> **Task**
Show every line in the entries below where the word "Thon" appears.

> **Records provided**
++++++++

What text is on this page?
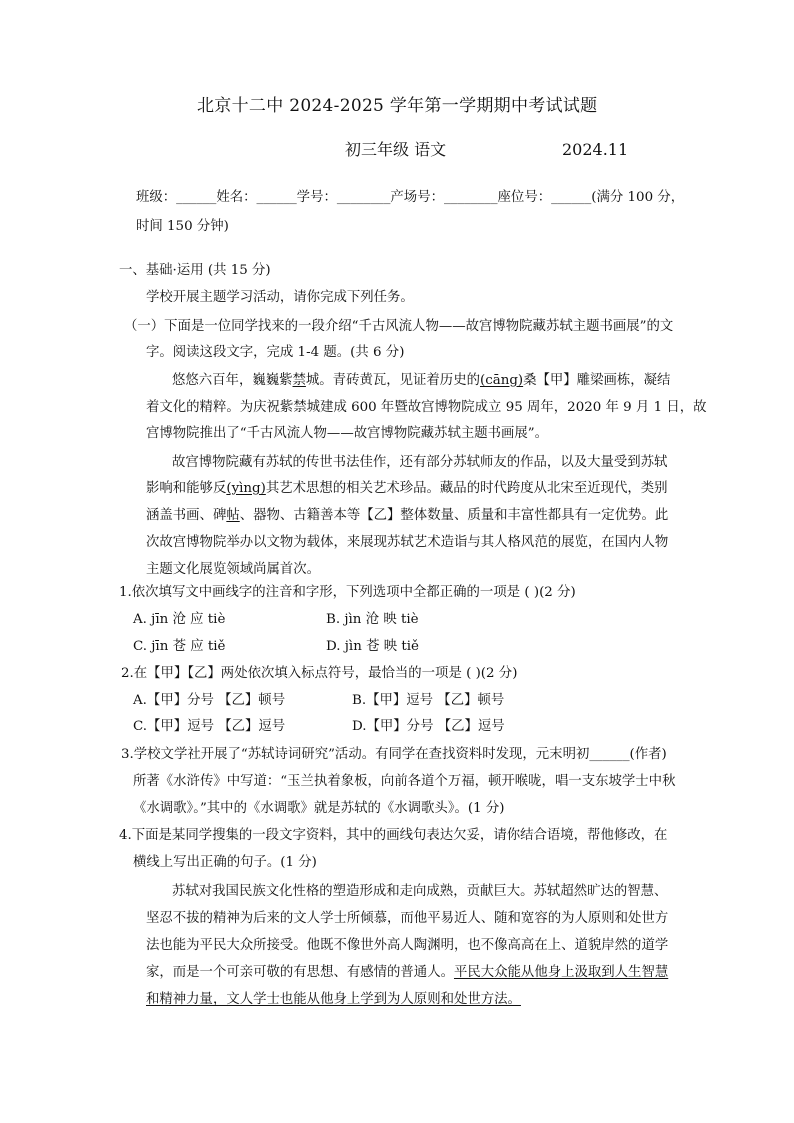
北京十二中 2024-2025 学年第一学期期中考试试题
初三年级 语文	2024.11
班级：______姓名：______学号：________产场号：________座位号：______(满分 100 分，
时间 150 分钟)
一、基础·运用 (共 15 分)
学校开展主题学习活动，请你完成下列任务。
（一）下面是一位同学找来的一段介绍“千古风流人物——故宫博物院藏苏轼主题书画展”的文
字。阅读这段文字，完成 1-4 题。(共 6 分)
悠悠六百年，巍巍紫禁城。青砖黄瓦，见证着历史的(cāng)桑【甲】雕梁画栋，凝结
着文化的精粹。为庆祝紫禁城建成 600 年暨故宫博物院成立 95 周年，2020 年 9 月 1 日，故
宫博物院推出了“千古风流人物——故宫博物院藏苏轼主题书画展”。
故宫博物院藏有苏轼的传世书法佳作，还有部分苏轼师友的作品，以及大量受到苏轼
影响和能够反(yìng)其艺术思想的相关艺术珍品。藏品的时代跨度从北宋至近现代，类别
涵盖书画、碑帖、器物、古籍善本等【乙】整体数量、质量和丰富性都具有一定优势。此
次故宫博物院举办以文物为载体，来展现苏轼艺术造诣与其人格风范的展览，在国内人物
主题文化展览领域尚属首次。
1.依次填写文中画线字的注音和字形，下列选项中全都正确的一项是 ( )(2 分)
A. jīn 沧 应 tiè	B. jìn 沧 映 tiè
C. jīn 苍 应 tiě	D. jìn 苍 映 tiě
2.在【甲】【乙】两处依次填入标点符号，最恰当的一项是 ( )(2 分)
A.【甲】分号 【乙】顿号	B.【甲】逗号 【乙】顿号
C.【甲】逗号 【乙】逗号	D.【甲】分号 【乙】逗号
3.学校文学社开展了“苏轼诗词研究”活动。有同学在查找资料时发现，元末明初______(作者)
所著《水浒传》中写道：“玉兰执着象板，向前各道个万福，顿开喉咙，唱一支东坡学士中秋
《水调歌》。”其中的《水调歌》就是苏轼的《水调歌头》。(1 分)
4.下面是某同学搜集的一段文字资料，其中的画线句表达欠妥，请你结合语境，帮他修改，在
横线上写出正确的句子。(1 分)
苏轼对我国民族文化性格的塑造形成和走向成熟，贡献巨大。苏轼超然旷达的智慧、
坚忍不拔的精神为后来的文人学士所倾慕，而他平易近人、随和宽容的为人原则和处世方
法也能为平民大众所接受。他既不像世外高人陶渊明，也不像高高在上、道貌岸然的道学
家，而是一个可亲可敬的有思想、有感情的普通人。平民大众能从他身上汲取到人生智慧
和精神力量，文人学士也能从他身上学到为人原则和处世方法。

++++++++

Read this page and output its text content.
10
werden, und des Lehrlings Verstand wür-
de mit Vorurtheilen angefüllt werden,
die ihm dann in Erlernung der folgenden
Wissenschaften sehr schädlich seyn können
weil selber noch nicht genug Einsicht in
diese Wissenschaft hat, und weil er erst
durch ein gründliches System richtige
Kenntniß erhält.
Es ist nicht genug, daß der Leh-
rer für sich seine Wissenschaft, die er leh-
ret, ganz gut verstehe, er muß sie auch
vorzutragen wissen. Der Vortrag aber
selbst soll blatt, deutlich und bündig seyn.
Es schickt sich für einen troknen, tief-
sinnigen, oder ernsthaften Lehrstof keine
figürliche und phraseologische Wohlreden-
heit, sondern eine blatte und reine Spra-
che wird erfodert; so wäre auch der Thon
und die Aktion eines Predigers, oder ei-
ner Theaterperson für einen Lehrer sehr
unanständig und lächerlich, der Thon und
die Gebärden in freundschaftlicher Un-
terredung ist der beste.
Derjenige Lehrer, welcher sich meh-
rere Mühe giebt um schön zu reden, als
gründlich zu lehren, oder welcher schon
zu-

++++++++

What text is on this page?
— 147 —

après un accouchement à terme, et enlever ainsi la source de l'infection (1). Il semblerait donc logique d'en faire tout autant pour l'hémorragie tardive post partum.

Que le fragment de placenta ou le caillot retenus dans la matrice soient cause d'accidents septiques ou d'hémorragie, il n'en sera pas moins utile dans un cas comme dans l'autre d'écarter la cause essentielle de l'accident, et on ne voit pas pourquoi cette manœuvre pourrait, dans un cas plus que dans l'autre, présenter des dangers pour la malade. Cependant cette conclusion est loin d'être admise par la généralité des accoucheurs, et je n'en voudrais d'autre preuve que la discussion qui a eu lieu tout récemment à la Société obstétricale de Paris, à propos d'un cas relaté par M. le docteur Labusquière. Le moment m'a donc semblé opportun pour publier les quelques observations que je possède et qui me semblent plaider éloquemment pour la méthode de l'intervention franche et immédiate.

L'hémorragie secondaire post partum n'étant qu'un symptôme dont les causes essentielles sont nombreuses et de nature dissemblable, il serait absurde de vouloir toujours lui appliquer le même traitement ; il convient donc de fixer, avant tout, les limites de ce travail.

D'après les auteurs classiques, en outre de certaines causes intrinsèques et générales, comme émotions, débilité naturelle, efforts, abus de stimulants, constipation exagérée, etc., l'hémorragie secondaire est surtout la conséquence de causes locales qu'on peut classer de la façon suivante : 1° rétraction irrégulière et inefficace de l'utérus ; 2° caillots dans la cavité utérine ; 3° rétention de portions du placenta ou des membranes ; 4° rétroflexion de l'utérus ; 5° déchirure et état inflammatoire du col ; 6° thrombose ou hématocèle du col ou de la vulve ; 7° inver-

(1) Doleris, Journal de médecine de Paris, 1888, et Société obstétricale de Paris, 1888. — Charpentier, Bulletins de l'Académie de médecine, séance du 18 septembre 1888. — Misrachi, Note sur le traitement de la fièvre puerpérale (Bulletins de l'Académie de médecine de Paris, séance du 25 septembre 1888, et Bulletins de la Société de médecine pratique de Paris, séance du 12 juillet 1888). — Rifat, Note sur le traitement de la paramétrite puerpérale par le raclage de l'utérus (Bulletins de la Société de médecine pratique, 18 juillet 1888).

++++++++

> **Solution to this exercise**
che wird erfodert; so wäre auch der Thon
unanständig und lächerlich, der Thon und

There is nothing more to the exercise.